Aim -
Copy all records verbatim.

Dataset items -
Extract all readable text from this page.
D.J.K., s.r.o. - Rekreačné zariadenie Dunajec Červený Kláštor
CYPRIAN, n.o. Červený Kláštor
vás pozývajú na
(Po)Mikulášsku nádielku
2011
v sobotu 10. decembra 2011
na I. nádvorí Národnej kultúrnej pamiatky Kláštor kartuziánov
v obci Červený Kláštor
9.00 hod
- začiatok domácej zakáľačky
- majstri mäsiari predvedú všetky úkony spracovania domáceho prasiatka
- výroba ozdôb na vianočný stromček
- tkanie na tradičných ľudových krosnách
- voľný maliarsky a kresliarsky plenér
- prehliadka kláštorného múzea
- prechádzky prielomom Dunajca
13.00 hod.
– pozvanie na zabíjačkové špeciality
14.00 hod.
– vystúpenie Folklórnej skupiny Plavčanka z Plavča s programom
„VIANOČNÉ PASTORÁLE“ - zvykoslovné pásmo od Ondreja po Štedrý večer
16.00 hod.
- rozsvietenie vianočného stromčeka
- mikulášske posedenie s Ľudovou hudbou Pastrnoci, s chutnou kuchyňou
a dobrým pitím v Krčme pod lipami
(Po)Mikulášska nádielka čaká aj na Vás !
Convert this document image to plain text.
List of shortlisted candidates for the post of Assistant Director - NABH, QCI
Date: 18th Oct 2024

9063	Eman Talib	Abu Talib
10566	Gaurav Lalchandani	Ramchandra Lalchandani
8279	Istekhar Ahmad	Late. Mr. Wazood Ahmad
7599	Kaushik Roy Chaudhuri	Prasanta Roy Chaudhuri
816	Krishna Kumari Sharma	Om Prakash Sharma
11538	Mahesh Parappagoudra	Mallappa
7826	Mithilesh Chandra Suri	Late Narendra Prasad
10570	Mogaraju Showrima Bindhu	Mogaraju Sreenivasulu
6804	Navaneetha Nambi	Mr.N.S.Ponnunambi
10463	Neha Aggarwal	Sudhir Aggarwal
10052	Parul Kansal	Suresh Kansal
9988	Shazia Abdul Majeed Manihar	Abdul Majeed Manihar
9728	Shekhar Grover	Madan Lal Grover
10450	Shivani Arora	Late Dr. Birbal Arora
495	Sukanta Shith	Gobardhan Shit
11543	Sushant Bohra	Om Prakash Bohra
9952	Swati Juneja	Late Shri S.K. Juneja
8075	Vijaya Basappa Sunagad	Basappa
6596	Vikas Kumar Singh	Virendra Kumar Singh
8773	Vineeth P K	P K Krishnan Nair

Exercise answer -
Extract all readable text from this page.
D.J.K., s.r.o. - Rekreačné zariadenie Dunajec Červený Kláštor
CYPRIAN, n.o. Červený Kláštor
vás pozývajú na
(Po)Mikulášsku nádielku
2011
v sobotu 10. decembra 2011
na I. nádvorí Národnej kultúrnej pamiatky Kláštor kartuziánov
v obci Červený Kláštor
9.00 hod
- začiatok domácej zakáľačky
- majstri mäsiari predvedú všetky úkony spracovania domáceho prasiatka
- výroba ozdôb na vianočný stromček
- tkanie na tradičných ľudových krosnách
- voľný maliarsky a kresliarsky plenér
- prehliadka kláštorného múzea
- prechádzky prielomom Dunajca
13.00 hod.
– pozvanie na zabíjačkové špeciality
14.00 hod.
– vystúpenie Folklórnej skupiny Plavčanka z Plavča s programom
„VIANOČNÉ PASTORÁLE“ - zvykoslovné pásmo od Ondreja po Štedrý večer
16.00 hod.
- rozsvietenie vianočného stromčeka
- mikulášske posedenie s Ľudovou hudbou Pastrnoci, s chutnou kuchyňou
a dobrým pitím v Krčme pod lipami
(Po)Mikulášska nádielka čaká aj na Vás !
Convert this document image to plain text.
List of shortlisted candidates for the post of Assistant Director - NABH, QCI
Date: 18th Oct 2024

9063	Eman Talib	Abu Talib
10566	Gaurav Lalchandani	Ramchandra Lalchandani
8279	Istekhar Ahmad	Late. Mr. Wazood Ahmad
7599	Kaushik Roy Chaudhuri	Prasanta Roy Chaudhuri
816	Krishna Kumari Sharma	Om Prakash Sharma
11538	Mahesh Parappagoudra	Mallappa
7826	Mithilesh Chandra Suri	Late Narendra Prasad
10570	Mogaraju Showrima Bindhu	Mogaraju Sreenivasulu
6804	Navaneetha Nambi	Mr.N.S.Ponnunambi
10463	Neha Aggarwal	Sudhir Aggarwal
10052	Parul Kansal	Suresh Kansal
9988	Shazia Abdul Majeed Manihar	Abdul Majeed Manihar
9728	Shekhar Grover	Madan Lal Grover
10450	Shivani Arora	Late Dr. Birbal Arora
495	Sukanta Shith	Gobardhan Shit
11543	Sushant Bohra	Om Prakash Bohra
9952	Swati Juneja	Late Shri S.K. Juneja
8075	Vijaya Basappa Sunagad	Basappa
6596	Vikas Kumar Singh	Virendra Kumar Singh
8773	Vineeth P K	P K Krishnan Nair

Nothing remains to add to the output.